» Written instruction:
Turn the lines of every item below into a numbered list, and leave out any blank lines.

» Task inputs:
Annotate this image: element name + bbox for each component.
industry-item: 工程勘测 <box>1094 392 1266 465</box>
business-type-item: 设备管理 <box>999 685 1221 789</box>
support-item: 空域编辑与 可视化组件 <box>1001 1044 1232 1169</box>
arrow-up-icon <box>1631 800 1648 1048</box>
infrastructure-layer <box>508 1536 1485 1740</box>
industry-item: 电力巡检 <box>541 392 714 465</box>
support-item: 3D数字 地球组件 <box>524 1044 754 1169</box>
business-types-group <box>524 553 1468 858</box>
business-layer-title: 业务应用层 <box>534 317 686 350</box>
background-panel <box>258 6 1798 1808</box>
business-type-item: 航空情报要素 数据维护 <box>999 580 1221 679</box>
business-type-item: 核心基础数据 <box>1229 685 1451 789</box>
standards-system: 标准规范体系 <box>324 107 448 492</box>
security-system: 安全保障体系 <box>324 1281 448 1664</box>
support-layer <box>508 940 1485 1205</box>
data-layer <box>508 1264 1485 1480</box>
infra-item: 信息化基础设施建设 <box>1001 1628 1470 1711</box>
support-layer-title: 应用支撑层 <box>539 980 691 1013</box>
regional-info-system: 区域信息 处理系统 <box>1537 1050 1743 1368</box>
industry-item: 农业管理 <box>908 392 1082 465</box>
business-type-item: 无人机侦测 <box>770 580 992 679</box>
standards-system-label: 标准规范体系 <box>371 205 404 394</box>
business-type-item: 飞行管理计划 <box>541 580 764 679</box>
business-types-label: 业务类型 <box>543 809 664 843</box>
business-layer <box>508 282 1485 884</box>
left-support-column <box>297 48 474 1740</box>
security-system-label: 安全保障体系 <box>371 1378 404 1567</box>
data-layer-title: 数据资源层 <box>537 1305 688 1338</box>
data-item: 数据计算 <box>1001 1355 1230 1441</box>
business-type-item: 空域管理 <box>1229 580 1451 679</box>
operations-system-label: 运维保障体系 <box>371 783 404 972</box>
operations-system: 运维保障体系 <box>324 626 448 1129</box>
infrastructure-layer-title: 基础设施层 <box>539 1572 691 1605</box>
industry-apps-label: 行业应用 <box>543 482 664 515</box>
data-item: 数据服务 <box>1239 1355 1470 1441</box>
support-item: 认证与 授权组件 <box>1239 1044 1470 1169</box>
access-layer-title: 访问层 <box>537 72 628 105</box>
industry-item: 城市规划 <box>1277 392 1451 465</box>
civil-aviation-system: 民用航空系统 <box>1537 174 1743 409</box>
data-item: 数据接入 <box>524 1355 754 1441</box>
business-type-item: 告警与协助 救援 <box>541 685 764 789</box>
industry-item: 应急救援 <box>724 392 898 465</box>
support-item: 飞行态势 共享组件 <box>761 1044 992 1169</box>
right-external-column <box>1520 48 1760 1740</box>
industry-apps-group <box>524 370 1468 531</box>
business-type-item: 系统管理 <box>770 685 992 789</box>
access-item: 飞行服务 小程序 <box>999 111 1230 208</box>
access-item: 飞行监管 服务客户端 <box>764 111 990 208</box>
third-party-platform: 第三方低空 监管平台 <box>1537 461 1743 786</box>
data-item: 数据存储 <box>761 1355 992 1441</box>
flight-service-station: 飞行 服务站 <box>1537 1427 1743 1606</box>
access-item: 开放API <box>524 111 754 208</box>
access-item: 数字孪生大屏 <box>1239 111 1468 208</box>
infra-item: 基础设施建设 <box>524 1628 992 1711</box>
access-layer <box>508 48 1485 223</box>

» Expected answer:
1. Annotate this image: element name + bbox for each component.
2. industry-item: 工程勘测 <box>1094 392 1266 465</box>
3. business-type-item: 设备管理 <box>999 685 1221 789</box>
4. support-item: 空域编辑与 可视化组件 <box>1001 1044 1232 1169</box>
5. arrow-up-icon <box>1631 800 1648 1048</box>
6. infrastructure-layer <box>508 1536 1485 1740</box>
7. industry-item: 电力巡检 <box>541 392 714 465</box>
8. support-item: 3D数字 地球组件 <box>524 1044 754 1169</box>
9. business-types-group <box>524 553 1468 858</box>
10. business-layer-title: 业务应用层 <box>534 317 686 350</box>
11. background-panel <box>258 6 1798 1808</box>
12. business-type-item: 航空情报要素 数据维护 <box>999 580 1221 679</box>
13. business-type-item: 核心基础数据 <box>1229 685 1451 789</box>
14. standards-system: 标准规范体系 <box>324 107 448 492</box>
15. security-system: 安全保障体系 <box>324 1281 448 1664</box>
16. support-layer <box>508 940 1485 1205</box>
17. data-layer <box>508 1264 1485 1480</box>
18. infra-item: 信息化基础设施建设 <box>1001 1628 1470 1711</box>
19. support-layer-title: 应用支撑层 <box>539 980 691 1013</box>
20. regional-info-system: 区域信息 处理系统 <box>1537 1050 1743 1368</box>
21. industry-item: 农业管理 <box>908 392 1082 465</box>
22. business-type-item: 无人机侦测 <box>770 580 992 679</box>
23. standards-system-label: 标准规范体系 <box>371 205 404 394</box>
24. business-type-item: 飞行管理计划 <box>541 580 764 679</box>
25. business-types-label: 业务类型 <box>543 809 664 843</box>
26. business-layer <box>508 282 1485 884</box>
27. left-support-column <box>297 48 474 1740</box>
28. security-system-label: 安全保障体系 <box>371 1378 404 1567</box>
29. data-layer-title: 数据资源层 <box>537 1305 688 1338</box>
30. data-item: 数据计算 <box>1001 1355 1230 1441</box>
31. business-type-item: 空域管理 <box>1229 580 1451 679</box>
32. operations-system-label: 运维保障体系 <box>371 783 404 972</box>
33. operations-system: 运维保障体系 <box>324 626 448 1129</box>
34. infrastructure-layer-title: 基础设施层 <box>539 1572 691 1605</box>
35. industry-apps-label: 行业应用 <box>543 482 664 515</box>
36. data-item: 数据服务 <box>1239 1355 1470 1441</box>
37. support-item: 认证与 授权组件 <box>1239 1044 1470 1169</box>
38. access-layer-title: 访问层 <box>537 72 628 105</box>
39. industry-item: 城市规划 <box>1277 392 1451 465</box>
40. civil-aviation-system: 民用航空系统 <box>1537 174 1743 409</box>
41. data-item: 数据接入 <box>524 1355 754 1441</box>
42. business-type-item: 告警与协助 救援 <box>541 685 764 789</box>
43. industry-item: 应急救援 <box>724 392 898 465</box>
44. support-item: 飞行态势 共享组件 <box>761 1044 992 1169</box>
45. right-external-column <box>1520 48 1760 1740</box>
46. industry-apps-group <box>524 370 1468 531</box>
47. business-type-item: 系统管理 <box>770 685 992 789</box>
48. access-item: 飞行服务 小程序 <box>999 111 1230 208</box>
49. access-item: 飞行监管 服务客户端 <box>764 111 990 208</box>
50. third-party-platform: 第三方低空 监管平台 <box>1537 461 1743 786</box>
51. data-item: 数据存储 <box>761 1355 992 1441</box>
52. flight-service-station: 飞行 服务站 <box>1537 1427 1743 1606</box>
53. access-item: 开放API <box>524 111 754 208</box>
54. access-item: 数字孪生大屏 <box>1239 111 1468 208</box>
55. infra-item: 基础设施建设 <box>524 1628 992 1711</box>
56. access-layer <box>508 48 1485 223</box>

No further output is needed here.